*What the exercise asks:*
Read through the data and report every line in which the word "Storages" occurs.

*Given records:*
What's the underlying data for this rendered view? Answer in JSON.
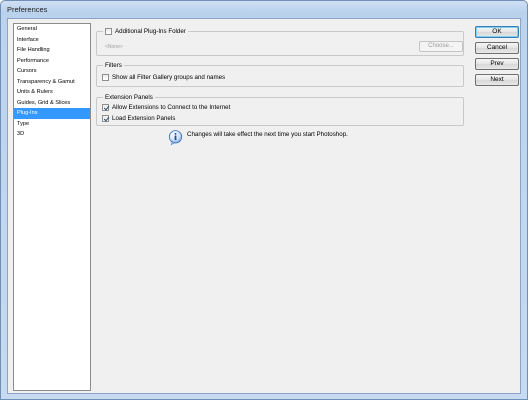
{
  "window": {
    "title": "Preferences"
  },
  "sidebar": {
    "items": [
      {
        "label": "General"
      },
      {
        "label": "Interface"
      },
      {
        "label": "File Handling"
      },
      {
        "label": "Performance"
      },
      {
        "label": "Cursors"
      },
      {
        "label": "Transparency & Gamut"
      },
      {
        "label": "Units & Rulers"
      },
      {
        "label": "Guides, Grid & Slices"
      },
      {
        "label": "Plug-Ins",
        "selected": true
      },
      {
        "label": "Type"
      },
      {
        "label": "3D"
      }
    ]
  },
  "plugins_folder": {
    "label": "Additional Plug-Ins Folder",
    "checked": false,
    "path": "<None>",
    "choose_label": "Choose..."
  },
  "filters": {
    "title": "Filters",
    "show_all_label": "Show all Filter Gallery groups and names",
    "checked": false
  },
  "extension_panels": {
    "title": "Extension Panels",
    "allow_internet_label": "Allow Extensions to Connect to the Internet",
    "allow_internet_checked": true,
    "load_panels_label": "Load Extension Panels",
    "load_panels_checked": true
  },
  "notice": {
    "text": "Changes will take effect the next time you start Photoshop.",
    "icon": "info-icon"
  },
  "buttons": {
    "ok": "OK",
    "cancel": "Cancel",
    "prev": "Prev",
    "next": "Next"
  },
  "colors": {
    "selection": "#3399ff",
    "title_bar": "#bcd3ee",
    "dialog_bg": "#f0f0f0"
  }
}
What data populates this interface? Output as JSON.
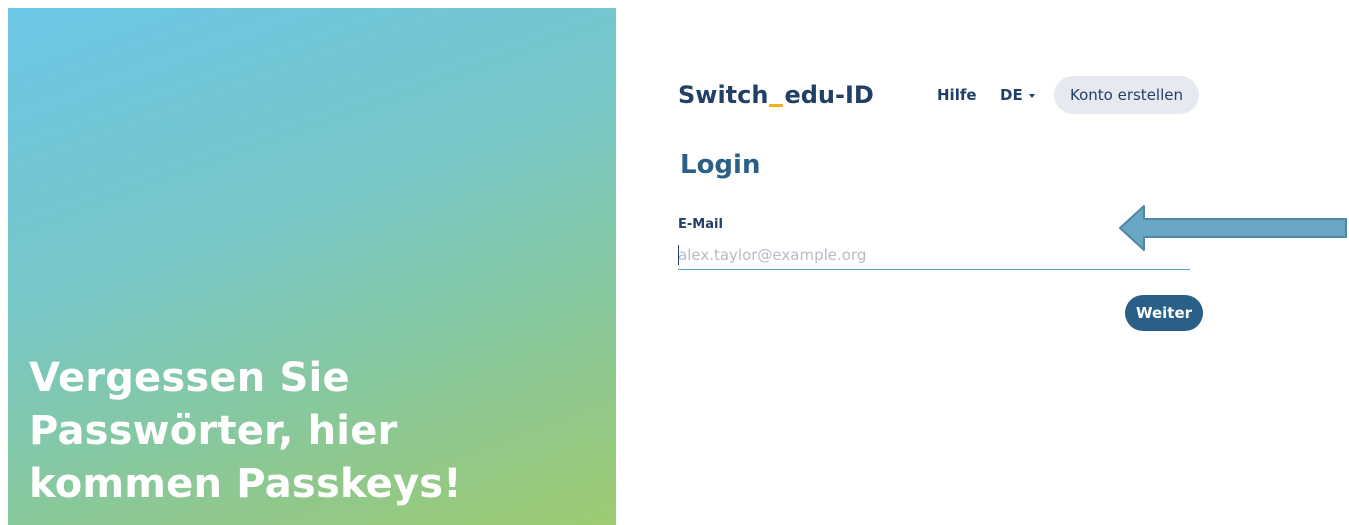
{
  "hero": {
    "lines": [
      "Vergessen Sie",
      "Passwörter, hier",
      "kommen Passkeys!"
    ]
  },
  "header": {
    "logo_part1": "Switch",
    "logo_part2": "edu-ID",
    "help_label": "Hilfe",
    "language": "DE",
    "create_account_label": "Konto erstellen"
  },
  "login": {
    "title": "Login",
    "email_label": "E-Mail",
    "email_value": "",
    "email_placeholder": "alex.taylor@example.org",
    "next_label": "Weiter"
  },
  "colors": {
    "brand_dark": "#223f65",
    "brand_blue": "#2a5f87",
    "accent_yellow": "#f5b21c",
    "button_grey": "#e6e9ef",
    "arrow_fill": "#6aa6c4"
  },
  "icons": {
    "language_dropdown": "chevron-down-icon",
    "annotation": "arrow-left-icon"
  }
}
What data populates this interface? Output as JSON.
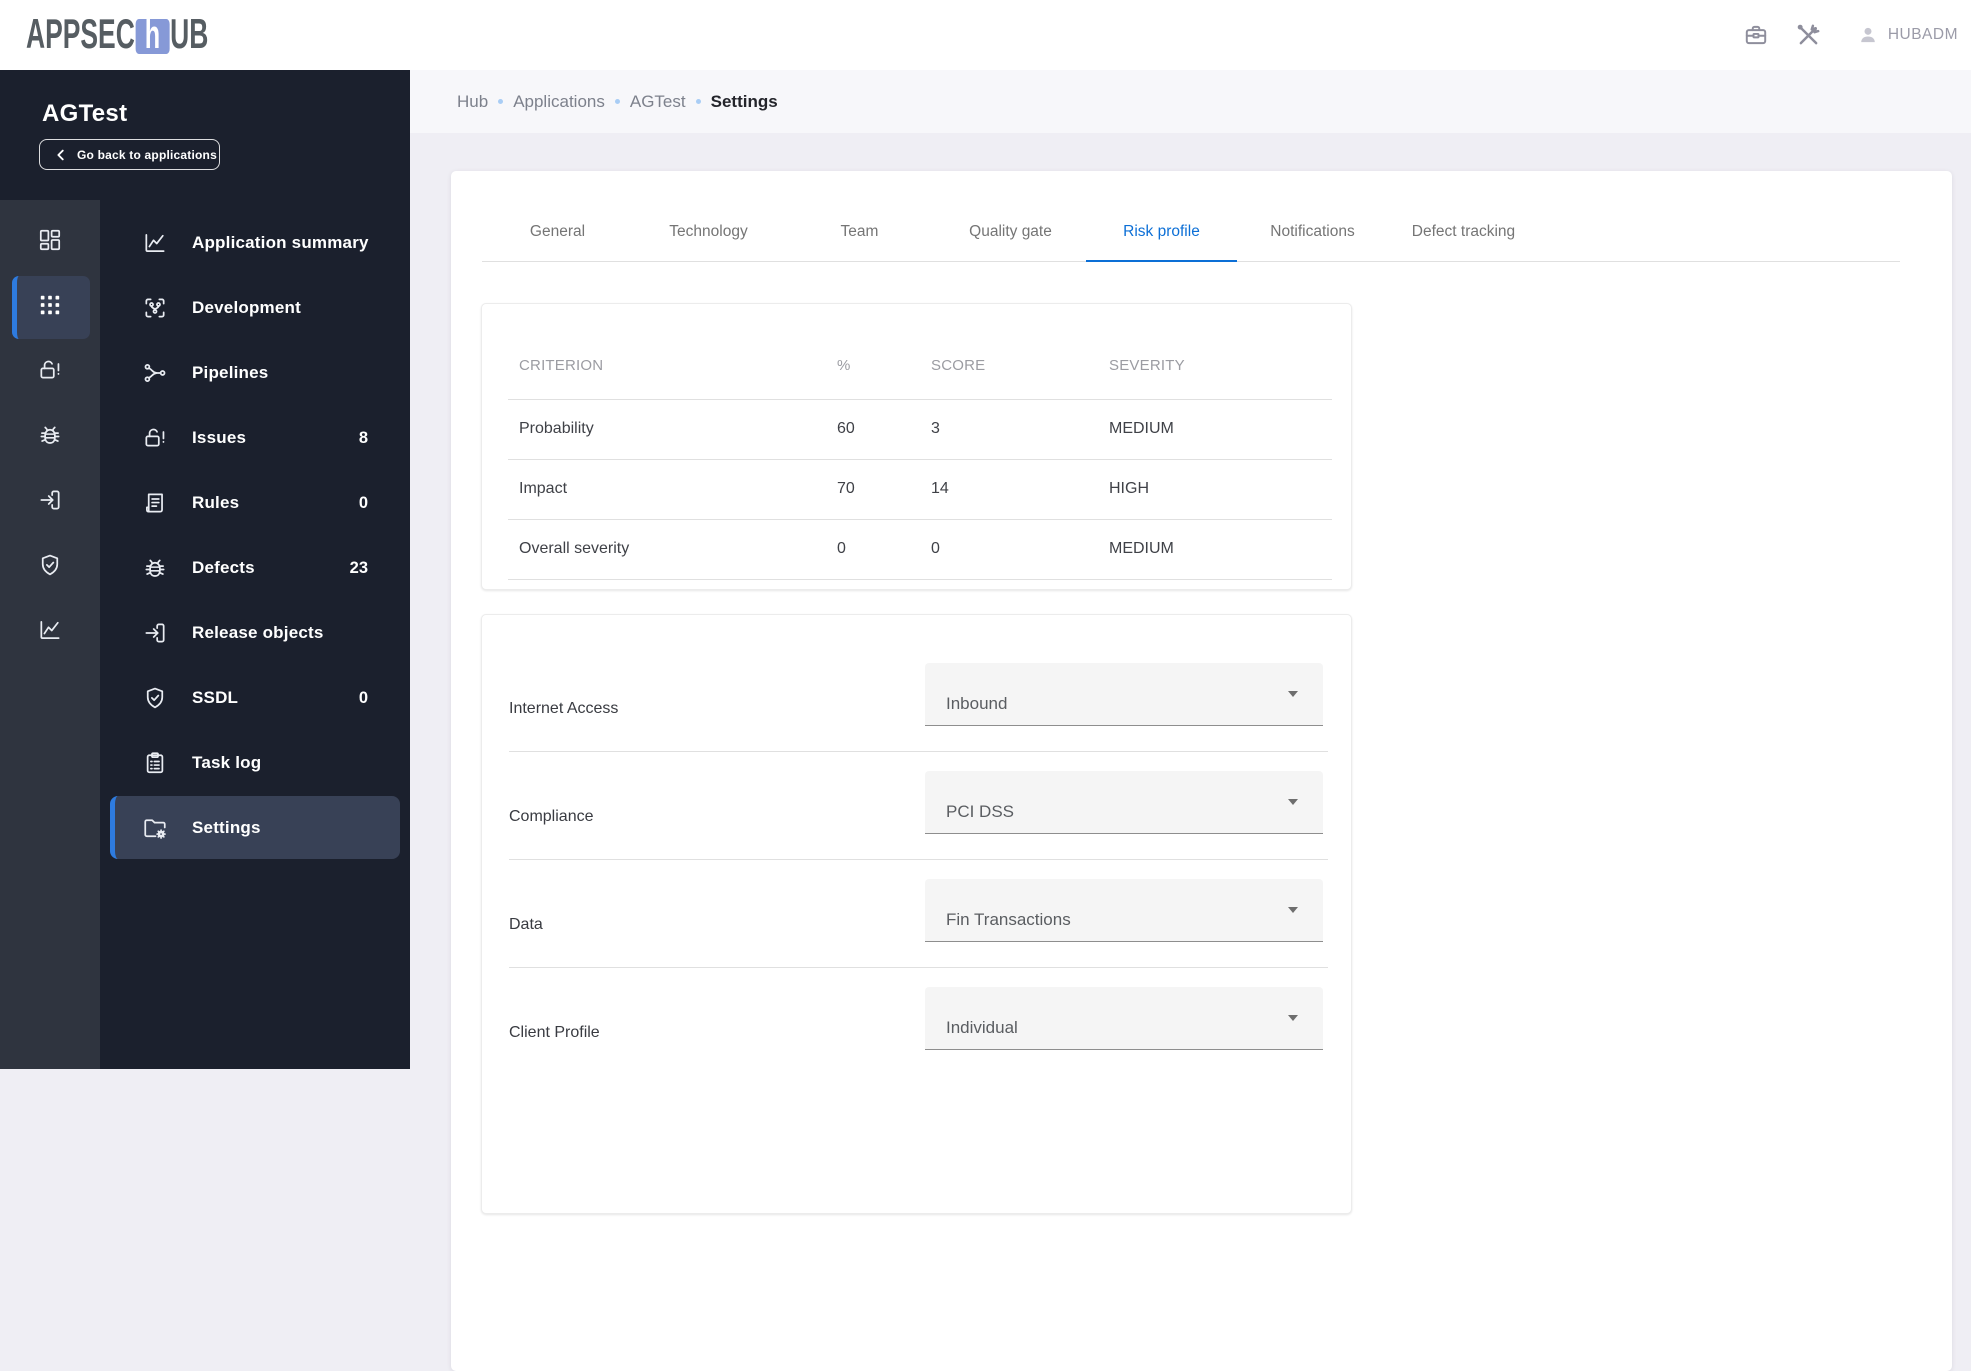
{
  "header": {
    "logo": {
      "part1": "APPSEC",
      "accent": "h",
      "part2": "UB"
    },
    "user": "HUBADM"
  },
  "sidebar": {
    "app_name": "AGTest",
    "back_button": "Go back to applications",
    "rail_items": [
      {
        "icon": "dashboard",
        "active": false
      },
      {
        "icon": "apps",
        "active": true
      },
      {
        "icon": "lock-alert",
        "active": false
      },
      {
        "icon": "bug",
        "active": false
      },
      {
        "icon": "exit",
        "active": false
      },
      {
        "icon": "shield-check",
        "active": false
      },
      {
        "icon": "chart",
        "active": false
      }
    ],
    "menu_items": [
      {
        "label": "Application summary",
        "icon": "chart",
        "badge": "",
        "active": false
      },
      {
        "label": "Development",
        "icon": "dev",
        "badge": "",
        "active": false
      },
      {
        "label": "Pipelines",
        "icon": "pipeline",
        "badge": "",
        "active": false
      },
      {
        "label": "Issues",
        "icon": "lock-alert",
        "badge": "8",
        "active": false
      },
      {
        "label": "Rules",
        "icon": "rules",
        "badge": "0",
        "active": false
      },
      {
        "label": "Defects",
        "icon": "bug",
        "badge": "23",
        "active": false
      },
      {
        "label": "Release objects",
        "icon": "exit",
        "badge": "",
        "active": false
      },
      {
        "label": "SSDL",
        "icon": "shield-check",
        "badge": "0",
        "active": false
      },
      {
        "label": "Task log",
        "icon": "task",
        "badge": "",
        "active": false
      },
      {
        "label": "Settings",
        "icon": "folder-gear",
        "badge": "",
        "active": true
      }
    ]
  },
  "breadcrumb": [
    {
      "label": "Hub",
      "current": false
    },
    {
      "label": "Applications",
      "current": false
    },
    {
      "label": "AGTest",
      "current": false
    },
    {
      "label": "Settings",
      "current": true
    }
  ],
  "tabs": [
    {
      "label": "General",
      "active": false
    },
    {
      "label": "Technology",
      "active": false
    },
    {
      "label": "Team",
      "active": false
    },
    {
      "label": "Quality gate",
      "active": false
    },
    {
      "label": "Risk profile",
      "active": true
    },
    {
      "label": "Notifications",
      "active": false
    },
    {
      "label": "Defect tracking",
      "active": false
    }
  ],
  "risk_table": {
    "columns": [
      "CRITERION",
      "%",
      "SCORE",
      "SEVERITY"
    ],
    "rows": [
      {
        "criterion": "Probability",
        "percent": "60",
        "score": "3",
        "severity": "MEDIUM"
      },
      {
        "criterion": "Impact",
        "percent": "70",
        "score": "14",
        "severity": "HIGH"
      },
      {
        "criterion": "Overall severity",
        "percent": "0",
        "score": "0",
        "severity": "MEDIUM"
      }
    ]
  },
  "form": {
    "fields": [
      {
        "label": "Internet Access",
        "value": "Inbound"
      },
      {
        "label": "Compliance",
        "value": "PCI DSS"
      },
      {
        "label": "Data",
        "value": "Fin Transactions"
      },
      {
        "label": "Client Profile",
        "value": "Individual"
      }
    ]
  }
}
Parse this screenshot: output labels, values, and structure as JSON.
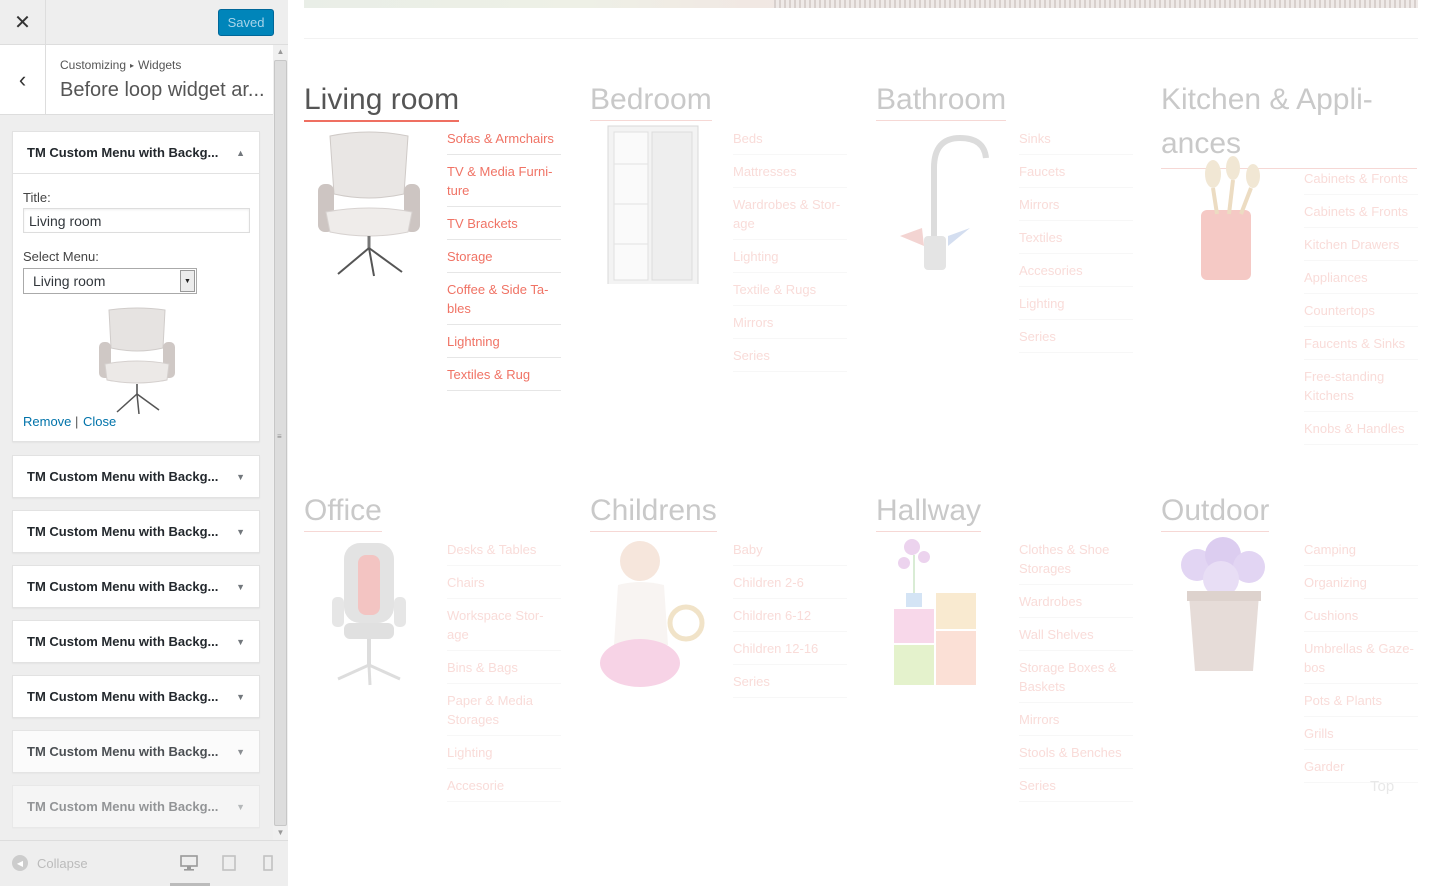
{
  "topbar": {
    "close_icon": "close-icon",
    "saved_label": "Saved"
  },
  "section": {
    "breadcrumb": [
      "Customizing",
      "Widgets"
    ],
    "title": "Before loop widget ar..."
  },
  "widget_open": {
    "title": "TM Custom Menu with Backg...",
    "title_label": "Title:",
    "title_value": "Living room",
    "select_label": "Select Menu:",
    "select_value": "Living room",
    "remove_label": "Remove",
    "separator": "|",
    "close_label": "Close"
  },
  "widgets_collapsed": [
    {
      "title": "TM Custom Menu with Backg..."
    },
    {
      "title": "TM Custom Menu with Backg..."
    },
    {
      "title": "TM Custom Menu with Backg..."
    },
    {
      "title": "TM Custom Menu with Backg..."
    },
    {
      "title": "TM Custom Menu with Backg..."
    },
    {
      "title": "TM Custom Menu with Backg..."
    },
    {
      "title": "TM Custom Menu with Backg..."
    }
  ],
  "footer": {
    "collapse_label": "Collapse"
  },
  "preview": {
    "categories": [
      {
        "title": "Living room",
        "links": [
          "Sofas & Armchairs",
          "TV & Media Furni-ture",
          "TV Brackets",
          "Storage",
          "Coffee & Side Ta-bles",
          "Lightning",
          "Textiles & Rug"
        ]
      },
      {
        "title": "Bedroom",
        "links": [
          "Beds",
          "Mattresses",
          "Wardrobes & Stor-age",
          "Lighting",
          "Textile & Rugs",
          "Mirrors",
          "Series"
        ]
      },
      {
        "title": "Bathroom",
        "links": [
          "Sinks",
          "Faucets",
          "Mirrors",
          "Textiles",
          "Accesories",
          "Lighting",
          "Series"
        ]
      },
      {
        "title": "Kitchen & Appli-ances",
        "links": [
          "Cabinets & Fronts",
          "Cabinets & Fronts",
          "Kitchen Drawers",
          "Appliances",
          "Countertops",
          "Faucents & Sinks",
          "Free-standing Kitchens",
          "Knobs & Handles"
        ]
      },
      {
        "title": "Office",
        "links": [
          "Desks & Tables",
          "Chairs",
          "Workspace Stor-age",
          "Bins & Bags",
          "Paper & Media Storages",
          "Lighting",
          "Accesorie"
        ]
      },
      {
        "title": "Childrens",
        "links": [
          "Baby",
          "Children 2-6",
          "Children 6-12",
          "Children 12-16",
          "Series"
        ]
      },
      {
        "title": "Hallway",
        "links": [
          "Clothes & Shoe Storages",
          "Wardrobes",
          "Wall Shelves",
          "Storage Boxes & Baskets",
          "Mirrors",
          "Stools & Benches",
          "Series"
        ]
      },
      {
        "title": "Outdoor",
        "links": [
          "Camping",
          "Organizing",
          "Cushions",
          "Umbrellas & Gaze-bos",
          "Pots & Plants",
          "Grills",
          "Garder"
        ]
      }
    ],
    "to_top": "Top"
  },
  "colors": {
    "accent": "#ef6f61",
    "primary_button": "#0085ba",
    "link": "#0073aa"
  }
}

*Completed exercise:*
          "Paper & Media Storages",
          "Clothes & Shoe Storages",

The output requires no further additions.